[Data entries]
++++++++

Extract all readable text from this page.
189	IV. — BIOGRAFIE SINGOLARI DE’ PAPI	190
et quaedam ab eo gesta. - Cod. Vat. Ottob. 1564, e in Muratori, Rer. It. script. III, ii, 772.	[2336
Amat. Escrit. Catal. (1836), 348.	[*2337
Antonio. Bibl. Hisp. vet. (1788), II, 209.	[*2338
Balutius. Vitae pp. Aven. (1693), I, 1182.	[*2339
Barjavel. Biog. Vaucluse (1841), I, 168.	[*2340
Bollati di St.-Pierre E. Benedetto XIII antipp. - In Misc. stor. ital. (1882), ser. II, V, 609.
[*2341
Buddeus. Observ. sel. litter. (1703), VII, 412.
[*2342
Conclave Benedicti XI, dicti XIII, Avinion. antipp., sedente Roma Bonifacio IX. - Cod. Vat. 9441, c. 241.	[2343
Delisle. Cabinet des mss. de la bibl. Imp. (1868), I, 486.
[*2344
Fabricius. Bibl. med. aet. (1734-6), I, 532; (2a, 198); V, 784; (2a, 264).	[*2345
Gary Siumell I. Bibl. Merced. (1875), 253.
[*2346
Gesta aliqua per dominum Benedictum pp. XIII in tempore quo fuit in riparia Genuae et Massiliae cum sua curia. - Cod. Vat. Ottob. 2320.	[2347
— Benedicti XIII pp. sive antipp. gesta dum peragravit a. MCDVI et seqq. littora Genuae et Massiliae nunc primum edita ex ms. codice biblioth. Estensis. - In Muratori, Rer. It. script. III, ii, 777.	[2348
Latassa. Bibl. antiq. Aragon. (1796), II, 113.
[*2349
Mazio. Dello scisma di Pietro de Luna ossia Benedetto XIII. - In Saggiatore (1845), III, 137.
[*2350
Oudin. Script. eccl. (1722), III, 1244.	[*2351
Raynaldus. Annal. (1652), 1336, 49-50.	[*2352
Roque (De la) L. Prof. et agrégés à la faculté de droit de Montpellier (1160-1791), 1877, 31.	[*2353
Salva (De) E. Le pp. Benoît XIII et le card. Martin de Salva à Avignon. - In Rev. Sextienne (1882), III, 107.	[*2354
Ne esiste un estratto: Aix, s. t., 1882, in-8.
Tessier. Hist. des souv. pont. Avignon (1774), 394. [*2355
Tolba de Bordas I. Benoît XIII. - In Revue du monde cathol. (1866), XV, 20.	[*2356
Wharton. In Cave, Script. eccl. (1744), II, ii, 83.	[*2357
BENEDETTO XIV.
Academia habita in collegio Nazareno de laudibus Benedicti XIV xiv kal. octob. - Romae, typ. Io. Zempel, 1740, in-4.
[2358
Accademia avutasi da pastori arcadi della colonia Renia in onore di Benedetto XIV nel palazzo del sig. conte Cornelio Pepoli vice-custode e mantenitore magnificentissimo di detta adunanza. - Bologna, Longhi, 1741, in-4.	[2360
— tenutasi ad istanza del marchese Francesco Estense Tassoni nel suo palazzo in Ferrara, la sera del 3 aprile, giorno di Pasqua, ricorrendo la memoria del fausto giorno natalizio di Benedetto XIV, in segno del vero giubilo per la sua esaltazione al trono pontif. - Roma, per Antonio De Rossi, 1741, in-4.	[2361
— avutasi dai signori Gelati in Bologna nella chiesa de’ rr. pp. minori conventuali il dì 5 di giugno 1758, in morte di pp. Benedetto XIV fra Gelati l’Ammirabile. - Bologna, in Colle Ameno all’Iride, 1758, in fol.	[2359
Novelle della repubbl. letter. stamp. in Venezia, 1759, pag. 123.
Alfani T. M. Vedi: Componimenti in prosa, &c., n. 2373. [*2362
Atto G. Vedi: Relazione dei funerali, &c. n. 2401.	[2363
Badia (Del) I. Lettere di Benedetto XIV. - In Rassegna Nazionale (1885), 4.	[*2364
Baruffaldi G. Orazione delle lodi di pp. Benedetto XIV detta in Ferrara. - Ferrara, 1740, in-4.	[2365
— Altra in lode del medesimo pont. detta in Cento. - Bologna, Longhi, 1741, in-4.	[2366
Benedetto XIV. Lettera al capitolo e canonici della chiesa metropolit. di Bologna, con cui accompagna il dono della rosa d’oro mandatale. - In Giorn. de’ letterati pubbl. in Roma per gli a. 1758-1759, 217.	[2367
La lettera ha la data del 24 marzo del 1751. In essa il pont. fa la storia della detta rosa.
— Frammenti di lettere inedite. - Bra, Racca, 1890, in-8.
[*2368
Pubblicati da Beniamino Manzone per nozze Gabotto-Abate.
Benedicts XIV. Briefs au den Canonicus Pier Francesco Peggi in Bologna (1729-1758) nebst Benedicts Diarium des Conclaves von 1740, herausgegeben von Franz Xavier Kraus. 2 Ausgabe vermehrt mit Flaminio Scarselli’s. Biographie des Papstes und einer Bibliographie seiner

++++++++

**Your instructions**:
Exactly as shown, repeat every record.

**Response**:
Extract all readable text from this page.
189	IV. — BIOGRAFIE SINGOLARI DE’ PAPI	190
et quaedam ab eo gesta. - Cod. Vat. Ottob. 1564, e in Muratori, Rer. It. script. III, ii, 772.	[2336
Amat. Escrit. Catal. (1836), 348.	[*2337
Antonio. Bibl. Hisp. vet. (1788), II, 209.	[*2338
Balutius. Vitae pp. Aven. (1693), I, 1182.	[*2339
Barjavel. Biog. Vaucluse (1841), I, 168.	[*2340
Bollati di St.-Pierre E. Benedetto XIII antipp. - In Misc. stor. ital. (1882), ser. II, V, 609.
[*2341
Buddeus. Observ. sel. litter. (1703), VII, 412.
[*2342
Conclave Benedicti XI, dicti XIII, Avinion. antipp., sedente Roma Bonifacio IX. - Cod. Vat. 9441, c. 241.	[2343
Delisle. Cabinet des mss. de la bibl. Imp. (1868), I, 486.
[*2344
Fabricius. Bibl. med. aet. (1734-6), I, 532; (2a, 198); V, 784; (2a, 264).	[*2345
Gary Siumell I. Bibl. Merced. (1875), 253.
[*2346
Gesta aliqua per dominum Benedictum pp. XIII in tempore quo fuit in riparia Genuae et Massiliae cum sua curia. - Cod. Vat. Ottob. 2320.	[2347
— Benedicti XIII pp. sive antipp. gesta dum peragravit a. MCDVI et seqq. littora Genuae et Massiliae nunc primum edita ex ms. codice biblioth. Estensis. - In Muratori, Rer. It. script. III, ii, 777.	[2348
Latassa. Bibl. antiq. Aragon. (1796), II, 113.
[*2349
Mazio. Dello scisma di Pietro de Luna ossia Benedetto XIII. - In Saggiatore (1845), III, 137.
[*2350
Oudin. Script. eccl. (1722), III, 1244.	[*2351
Raynaldus. Annal. (1652), 1336, 49-50.	[*2352
Roque (De la) L. Prof. et agrégés à la faculté de droit de Montpellier (1160-1791), 1877, 31.	[*2353
Salva (De) E. Le pp. Benoît XIII et le card. Martin de Salva à Avignon. - In Rev. Sextienne (1882), III, 107.	[*2354
Ne esiste un estratto: Aix, s. t., 1882, in-8.
Tessier. Hist. des souv. pont. Avignon (1774), 394. [*2355
Tolba de Bordas I. Benoît XIII. - In Revue du monde cathol. (1866), XV, 20.	[*2356
Wharton. In Cave, Script. eccl. (1744), II, ii, 83.	[*2357
BENEDETTO XIV.
Academia habita in collegio Nazareno de laudibus Benedicti XIV xiv kal. octob. - Romae, typ. Io. Zempel, 1740, in-4.
[2358
Accademia avutasi da pastori arcadi della colonia Renia in onore di Benedetto XIV nel palazzo del sig. conte Cornelio Pepoli vice-custode e mantenitore magnificentissimo di detta adunanza. - Bologna, Longhi, 1741, in-4.	[2360
— tenutasi ad istanza del marchese Francesco Estense Tassoni nel suo palazzo in Ferrara, la sera del 3 aprile, giorno di Pasqua, ricorrendo la memoria del fausto giorno natalizio di Benedetto XIV, in segno del vero giubilo per la sua esaltazione al trono pontif. - Roma, per Antonio De Rossi, 1741, in-4.	[2361
— avutasi dai signori Gelati in Bologna nella chiesa de’ rr. pp. minori conventuali il dì 5 di giugno 1758, in morte di pp. Benedetto XIV fra Gelati l’Ammirabile. - Bologna, in Colle Ameno all’Iride, 1758, in fol.	[2359
Novelle della repubbl. letter. stamp. in Venezia, 1759, pag. 123.
Alfani T. M. Vedi: Componimenti in prosa, &c., n. 2373. [*2362
Atto G. Vedi: Relazione dei funerali, &c. n. 2401.	[2363
Badia (Del) I. Lettere di Benedetto XIV. - In Rassegna Nazionale (1885), 4.	[*2364
Baruffaldi G. Orazione delle lodi di pp. Benedetto XIV detta in Ferrara. - Ferrara, 1740, in-4.	[2365
— Altra in lode del medesimo pont. detta in Cento. - Bologna, Longhi, 1741, in-4.	[2366
Benedetto XIV. Lettera al capitolo e canonici della chiesa metropolit. di Bologna, con cui accompagna il dono della rosa d’oro mandatale. - In Giorn. de’ letterati pubbl. in Roma per gli a. 1758-1759, 217.	[2367
La lettera ha la data del 24 marzo del 1751. In essa il pont. fa la storia della detta rosa.
— Frammenti di lettere inedite. - Bra, Racca, 1890, in-8.
[*2368
Pubblicati da Beniamino Manzone per nozze Gabotto-Abate.
Benedicts XIV. Briefs au den Canonicus Pier Francesco Peggi in Bologna (1729-1758) nebst Benedicts Diarium des Conclaves von 1740, herausgegeben von Franz Xavier Kraus. 2 Ausgabe vermehrt mit Flaminio Scarselli’s. Biographie des Papstes und einer Bibliographie seiner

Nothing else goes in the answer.